Stated goal: Copy the rows word for word, from the first row of the records through the row that holds "x-tick-label: 1500 bbox=[697, 599, 730, 614]", including both.

Records:
────

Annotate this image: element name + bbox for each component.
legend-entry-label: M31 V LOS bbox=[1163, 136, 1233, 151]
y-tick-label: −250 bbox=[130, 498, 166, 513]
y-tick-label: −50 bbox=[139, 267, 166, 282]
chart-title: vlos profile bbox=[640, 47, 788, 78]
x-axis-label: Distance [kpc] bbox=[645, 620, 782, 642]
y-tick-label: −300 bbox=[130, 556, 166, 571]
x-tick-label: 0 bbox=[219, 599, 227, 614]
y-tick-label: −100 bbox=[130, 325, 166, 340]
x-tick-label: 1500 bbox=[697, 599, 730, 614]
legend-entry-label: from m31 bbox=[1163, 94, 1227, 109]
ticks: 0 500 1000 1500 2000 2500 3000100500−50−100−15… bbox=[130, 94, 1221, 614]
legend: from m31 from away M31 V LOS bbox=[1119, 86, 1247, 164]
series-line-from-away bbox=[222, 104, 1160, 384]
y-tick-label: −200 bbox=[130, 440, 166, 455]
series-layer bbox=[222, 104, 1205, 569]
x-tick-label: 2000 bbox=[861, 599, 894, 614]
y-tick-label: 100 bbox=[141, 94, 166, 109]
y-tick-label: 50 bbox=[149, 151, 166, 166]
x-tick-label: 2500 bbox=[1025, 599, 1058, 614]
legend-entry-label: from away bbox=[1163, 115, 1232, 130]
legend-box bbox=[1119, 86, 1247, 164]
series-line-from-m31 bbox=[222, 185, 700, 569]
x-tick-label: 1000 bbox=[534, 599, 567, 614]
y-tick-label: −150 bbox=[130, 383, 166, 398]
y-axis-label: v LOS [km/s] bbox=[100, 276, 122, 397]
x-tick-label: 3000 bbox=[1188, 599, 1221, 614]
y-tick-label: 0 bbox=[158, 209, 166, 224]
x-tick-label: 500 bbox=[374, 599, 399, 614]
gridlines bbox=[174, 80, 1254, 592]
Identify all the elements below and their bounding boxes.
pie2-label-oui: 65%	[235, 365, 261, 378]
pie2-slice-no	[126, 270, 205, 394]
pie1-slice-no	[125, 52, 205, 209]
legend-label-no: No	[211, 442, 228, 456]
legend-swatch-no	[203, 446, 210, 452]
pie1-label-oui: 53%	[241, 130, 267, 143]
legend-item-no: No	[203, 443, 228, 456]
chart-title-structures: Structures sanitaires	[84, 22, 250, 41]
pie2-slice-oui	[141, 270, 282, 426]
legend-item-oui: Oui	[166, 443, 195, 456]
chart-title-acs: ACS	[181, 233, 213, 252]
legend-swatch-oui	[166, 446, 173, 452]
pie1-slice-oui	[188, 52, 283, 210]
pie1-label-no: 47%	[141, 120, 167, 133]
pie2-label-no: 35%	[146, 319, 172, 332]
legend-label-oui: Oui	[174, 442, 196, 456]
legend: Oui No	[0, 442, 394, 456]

────

Result of this exercise:
Annotate this image: element name + bbox for each component.
legend-entry-label: M31 V LOS bbox=[1163, 136, 1233, 151]
y-tick-label: −250 bbox=[130, 498, 166, 513]
y-tick-label: −50 bbox=[139, 267, 166, 282]
chart-title: vlos profile bbox=[640, 47, 788, 78]
x-axis-label: Distance [kpc] bbox=[645, 620, 782, 642]
y-tick-label: −300 bbox=[130, 556, 166, 571]
x-tick-label: 0 bbox=[219, 599, 227, 614]
y-tick-label: −100 bbox=[130, 325, 166, 340]
x-tick-label: 1500 bbox=[697, 599, 730, 614]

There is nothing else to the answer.